Stored items
- - - -

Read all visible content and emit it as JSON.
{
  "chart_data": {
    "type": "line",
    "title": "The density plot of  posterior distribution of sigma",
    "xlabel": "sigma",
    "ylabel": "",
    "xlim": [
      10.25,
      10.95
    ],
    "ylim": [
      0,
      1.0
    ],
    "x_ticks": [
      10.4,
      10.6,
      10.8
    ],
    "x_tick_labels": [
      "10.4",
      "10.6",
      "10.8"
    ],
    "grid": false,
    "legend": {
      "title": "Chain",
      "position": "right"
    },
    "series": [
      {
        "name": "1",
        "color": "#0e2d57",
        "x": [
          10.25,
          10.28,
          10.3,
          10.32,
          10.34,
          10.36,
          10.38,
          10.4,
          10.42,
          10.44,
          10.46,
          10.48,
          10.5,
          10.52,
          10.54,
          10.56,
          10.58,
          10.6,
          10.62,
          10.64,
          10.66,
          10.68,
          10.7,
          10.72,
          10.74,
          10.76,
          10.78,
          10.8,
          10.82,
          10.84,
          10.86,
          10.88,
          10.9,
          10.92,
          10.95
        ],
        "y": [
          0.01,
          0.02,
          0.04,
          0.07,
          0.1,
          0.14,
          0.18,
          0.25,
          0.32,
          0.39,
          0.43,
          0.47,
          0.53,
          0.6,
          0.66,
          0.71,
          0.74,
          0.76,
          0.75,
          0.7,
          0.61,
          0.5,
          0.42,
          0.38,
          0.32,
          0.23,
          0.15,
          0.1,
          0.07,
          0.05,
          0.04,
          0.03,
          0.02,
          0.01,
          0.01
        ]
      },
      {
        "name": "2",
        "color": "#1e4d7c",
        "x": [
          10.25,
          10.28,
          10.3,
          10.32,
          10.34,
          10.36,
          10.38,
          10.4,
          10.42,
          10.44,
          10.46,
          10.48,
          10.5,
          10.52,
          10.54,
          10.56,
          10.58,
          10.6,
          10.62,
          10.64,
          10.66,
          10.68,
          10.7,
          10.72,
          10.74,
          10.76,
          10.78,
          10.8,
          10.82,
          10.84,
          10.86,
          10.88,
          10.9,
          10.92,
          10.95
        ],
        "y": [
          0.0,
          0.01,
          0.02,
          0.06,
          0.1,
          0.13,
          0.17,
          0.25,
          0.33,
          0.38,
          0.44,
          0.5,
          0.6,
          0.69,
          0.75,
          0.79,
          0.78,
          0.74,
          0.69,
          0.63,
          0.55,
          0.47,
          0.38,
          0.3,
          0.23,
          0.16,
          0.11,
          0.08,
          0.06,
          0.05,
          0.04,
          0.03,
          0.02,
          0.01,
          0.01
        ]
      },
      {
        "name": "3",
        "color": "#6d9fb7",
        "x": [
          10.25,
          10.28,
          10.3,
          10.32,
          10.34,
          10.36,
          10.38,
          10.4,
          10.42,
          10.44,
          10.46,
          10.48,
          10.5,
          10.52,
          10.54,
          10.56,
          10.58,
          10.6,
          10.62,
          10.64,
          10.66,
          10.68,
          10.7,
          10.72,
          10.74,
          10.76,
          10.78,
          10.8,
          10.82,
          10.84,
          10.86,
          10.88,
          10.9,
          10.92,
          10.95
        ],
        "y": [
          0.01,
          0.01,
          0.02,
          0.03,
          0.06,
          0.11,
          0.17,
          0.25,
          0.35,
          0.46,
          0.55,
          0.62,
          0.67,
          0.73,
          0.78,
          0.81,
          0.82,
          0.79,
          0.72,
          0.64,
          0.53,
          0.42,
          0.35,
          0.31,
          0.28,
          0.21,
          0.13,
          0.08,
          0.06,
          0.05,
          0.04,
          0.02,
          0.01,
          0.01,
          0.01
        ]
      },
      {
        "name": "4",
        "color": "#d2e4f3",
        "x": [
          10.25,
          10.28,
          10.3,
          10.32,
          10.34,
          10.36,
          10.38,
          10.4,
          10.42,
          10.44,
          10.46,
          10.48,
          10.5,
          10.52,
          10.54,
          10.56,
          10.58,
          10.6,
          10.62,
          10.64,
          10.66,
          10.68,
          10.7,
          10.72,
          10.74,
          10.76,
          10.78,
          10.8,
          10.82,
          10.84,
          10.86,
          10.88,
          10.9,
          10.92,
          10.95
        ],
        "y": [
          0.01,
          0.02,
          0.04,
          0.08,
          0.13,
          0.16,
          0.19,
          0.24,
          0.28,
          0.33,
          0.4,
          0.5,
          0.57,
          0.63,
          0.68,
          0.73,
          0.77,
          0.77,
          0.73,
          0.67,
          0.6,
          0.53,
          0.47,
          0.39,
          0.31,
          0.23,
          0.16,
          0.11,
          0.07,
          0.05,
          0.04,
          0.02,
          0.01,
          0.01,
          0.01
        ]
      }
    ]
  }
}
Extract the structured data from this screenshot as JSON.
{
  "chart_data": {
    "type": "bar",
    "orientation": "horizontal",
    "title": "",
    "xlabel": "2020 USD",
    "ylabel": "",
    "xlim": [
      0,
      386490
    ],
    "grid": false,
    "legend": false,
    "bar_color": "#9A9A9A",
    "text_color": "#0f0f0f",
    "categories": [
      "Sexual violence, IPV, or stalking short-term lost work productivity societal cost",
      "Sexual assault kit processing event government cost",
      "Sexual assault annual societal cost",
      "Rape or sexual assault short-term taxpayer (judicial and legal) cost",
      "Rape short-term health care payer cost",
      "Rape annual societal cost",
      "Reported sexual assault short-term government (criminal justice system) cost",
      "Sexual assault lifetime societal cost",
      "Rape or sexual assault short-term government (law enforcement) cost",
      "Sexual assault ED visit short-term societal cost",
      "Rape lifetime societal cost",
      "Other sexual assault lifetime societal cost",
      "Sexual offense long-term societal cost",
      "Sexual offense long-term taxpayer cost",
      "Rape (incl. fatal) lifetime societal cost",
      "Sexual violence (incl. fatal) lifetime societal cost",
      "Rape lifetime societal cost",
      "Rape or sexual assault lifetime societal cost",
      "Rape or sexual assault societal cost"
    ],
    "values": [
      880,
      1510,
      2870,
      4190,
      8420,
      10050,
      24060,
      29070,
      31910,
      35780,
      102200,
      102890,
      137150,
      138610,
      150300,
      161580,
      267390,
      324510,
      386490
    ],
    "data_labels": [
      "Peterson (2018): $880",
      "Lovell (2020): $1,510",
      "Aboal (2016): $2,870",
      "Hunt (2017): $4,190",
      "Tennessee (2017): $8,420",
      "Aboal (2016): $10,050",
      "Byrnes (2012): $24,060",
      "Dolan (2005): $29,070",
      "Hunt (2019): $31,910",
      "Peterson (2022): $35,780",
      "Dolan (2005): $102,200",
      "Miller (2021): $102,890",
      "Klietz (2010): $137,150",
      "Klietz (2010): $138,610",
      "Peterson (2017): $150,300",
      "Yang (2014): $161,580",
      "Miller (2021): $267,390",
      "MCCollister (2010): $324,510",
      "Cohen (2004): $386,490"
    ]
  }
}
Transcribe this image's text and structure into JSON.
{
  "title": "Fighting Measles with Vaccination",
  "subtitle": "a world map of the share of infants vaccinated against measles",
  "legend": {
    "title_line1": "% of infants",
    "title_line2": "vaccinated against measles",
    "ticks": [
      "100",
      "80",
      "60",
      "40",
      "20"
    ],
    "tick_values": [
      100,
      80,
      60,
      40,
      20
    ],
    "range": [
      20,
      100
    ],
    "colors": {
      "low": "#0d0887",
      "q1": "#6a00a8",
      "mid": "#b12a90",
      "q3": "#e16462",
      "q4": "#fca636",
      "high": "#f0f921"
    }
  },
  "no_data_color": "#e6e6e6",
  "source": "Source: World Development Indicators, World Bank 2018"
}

- - - -

_Written problem:_ Write the material out again in its entirety, exactly as shown.

_Exercise answer:_
Read all visible content and emit it as JSON.
{
  "chart_data": {
    "type": "line",
    "title": "The density plot of  posterior distribution of sigma",
    "xlabel": "sigma",
    "ylabel": "",
    "xlim": [
      10.25,
      10.95
    ],
    "ylim": [
      0,
      1.0
    ],
    "x_ticks": [
      10.4,
      10.6,
      10.8
    ],
    "x_tick_labels": [
      "10.4",
      "10.6",
      "10.8"
    ],
    "grid": false,
    "legend": {
      "title": "Chain",
      "position": "right"
    },
    "series": [
      {
        "name": "1",
        "color": "#0e2d57",
        "x": [
          10.25,
          10.28,
          10.3,
          10.32,
          10.34,
          10.36,
          10.38,
          10.4,
          10.42,
          10.44,
          10.46,
          10.48,
          10.5,
          10.52,
          10.54,
          10.56,
          10.58,
          10.6,
          10.62,
          10.64,
          10.66,
          10.68,
          10.7,
          10.72,
          10.74,
          10.76,
          10.78,
          10.8,
          10.82,
          10.84,
          10.86,
          10.88,
          10.9,
          10.92,
          10.95
        ],
        "y": [
          0.01,
          0.02,
          0.04,
          0.07,
          0.1,
          0.14,
          0.18,
          0.25,
          0.32,
          0.39,
          0.43,
          0.47,
          0.53,
          0.6,
          0.66,
          0.71,
          0.74,
          0.76,
          0.75,
          0.7,
          0.61,
          0.5,
          0.42,
          0.38,
          0.32,
          0.23,
          0.15,
          0.1,
          0.07,
          0.05,
          0.04,
          0.03,
          0.02,
          0.01,
          0.01
        ]
      },
      {
        "name": "2",
        "color": "#1e4d7c",
        "x": [
          10.25,
          10.28,
          10.3,
          10.32,
          10.34,
          10.36,
          10.38,
          10.4,
          10.42,
          10.44,
          10.46,
          10.48,
          10.5,
          10.52,
          10.54,
          10.56,
          10.58,
          10.6,
          10.62,
          10.64,
          10.66,
          10.68,
          10.7,
          10.72,
          10.74,
          10.76,
          10.78,
          10.8,
          10.82,
          10.84,
          10.86,
          10.88,
          10.9,
          10.92,
          10.95
        ],
        "y": [
          0.0,
          0.01,
          0.02,
          0.06,
          0.1,
          0.13,
          0.17,
          0.25,
          0.33,
          0.38,
          0.44,
          0.5,
          0.6,
          0.69,
          0.75,
          0.79,
          0.78,
          0.74,
          0.69,
          0.63,
          0.55,
          0.47,
          0.38,
          0.3,
          0.23,
          0.16,
          0.11,
          0.08,
          0.06,
          0.05,
          0.04,
          0.03,
          0.02,
          0.01,
          0.01
        ]
      },
      {
        "name": "3",
        "color": "#6d9fb7",
        "x": [
          10.25,
          10.28,
          10.3,
          10.32,
          10.34,
          10.36,
          10.38,
          10.4,
          10.42,
          10.44,
          10.46,
          10.48,
          10.5,
          10.52,
          10.54,
          10.56,
          10.58,
          10.6,
          10.62,
          10.64,
          10.66,
          10.68,
          10.7,
          10.72,
          10.74,
          10.76,
          10.78,
          10.8,
          10.82,
          10.84,
          10.86,
          10.88,
          10.9,
          10.92,
          10.95
        ],
        "y": [
          0.01,
          0.01,
          0.02,
          0.03,
          0.06,
          0.11,
          0.17,
          0.25,
          0.35,
          0.46,
          0.55,
          0.62,
          0.67,
          0.73,
          0.78,
          0.81,
          0.82,
          0.79,
          0.72,
          0.64,
          0.53,
          0.42,
          0.35,
          0.31,
          0.28,
          0.21,
          0.13,
          0.08,
          0.06,
          0.05,
          0.04,
          0.02,
          0.01,
          0.01,
          0.01
        ]
      },
      {
        "name": "4",
        "color": "#d2e4f3",
        "x": [
          10.25,
          10.28,
          10.3,
          10.32,
          10.34,
          10.36,
          10.38,
          10.4,
          10.42,
          10.44,
          10.46,
          10.48,
          10.5,
          10.52,
          10.54,
          10.56,
          10.58,
          10.6,
          10.62,
          10.64,
          10.66,
          10.68,
          10.7,
          10.72,
          10.74,
          10.76,
          10.78,
          10.8,
          10.82,
          10.84,
          10.86,
          10.88,
          10.9,
          10.92,
          10.95
        ],
        "y": [
          0.01,
          0.02,
          0.04,
          0.08,
          0.13,
          0.16,
          0.19,
          0.24,
          0.28,
          0.33,
          0.4,
          0.5,
          0.57,
          0.63,
          0.68,
          0.73,
          0.77,
          0.77,
          0.73,
          0.67,
          0.6,
          0.53,
          0.47,
          0.39,
          0.31,
          0.23,
          0.16,
          0.11,
          0.07,
          0.05,
          0.04,
          0.02,
          0.01,
          0.01,
          0.01
        ]
      }
    ]
  }
}
Extract the structured data from this screenshot as JSON.
{
  "chart_data": {
    "type": "bar",
    "orientation": "horizontal",
    "title": "",
    "xlabel": "2020 USD",
    "ylabel": "",
    "xlim": [
      0,
      386490
    ],
    "grid": false,
    "legend": false,
    "bar_color": "#9A9A9A",
    "text_color": "#0f0f0f",
    "categories": [
      "Sexual violence, IPV, or stalking short-term lost work productivity societal cost",
      "Sexual assault kit processing event government cost",
      "Sexual assault annual societal cost",
      "Rape or sexual assault short-term taxpayer (judicial and legal) cost",
      "Rape short-term health care payer cost",
      "Rape annual societal cost",
      "Reported sexual assault short-term government (criminal justice system) cost",
      "Sexual assault lifetime societal cost",
      "Rape or sexual assault short-term government (law enforcement) cost",
      "Sexual assault ED visit short-term societal cost",
      "Rape lifetime societal cost",
      "Other sexual assault lifetime societal cost",
      "Sexual offense long-term societal cost",
      "Sexual offense long-term taxpayer cost",
      "Rape (incl. fatal) lifetime societal cost",
      "Sexual violence (incl. fatal) lifetime societal cost",
      "Rape lifetime societal cost",
      "Rape or sexual assault lifetime societal cost",
      "Rape or sexual assault societal cost"
    ],
    "values": [
      880,
      1510,
      2870,
      4190,
      8420,
      10050,
      24060,
      29070,
      31910,
      35780,
      102200,
      102890,
      137150,
      138610,
      150300,
      161580,
      267390,
      324510,
      386490
    ],
    "data_labels": [
      "Peterson (2018): $880",
      "Lovell (2020): $1,510",
      "Aboal (2016): $2,870",
      "Hunt (2017): $4,190",
      "Tennessee (2017): $8,420",
      "Aboal (2016): $10,050",
      "Byrnes (2012): $24,060",
      "Dolan (2005): $29,070",
      "Hunt (2019): $31,910",
      "Peterson (2022): $35,780",
      "Dolan (2005): $102,200",
      "Miller (2021): $102,890",
      "Klietz (2010): $137,150",
      "Klietz (2010): $138,610",
      "Peterson (2017): $150,300",
      "Yang (2014): $161,580",
      "Miller (2021): $267,390",
      "MCCollister (2010): $324,510",
      "Cohen (2004): $386,490"
    ]
  }
}
Transcribe this image's text and structure into JSON.
{
  "title": "Fighting Measles with Vaccination",
  "subtitle": "a world map of the share of infants vaccinated against measles",
  "legend": {
    "title_line1": "% of infants",
    "title_line2": "vaccinated against measles",
    "ticks": [
      "100",
      "80",
      "60",
      "40",
      "20"
    ],
    "tick_values": [
      100,
      80,
      60,
      40,
      20
    ],
    "range": [
      20,
      100
    ],
    "colors": {
      "low": "#0d0887",
      "q1": "#6a00a8",
      "mid": "#b12a90",
      "q3": "#e16462",
      "q4": "#fca636",
      "high": "#f0f921"
    }
  },
  "no_data_color": "#e6e6e6",
  "source": "Source: World Development Indicators, World Bank 2018"
}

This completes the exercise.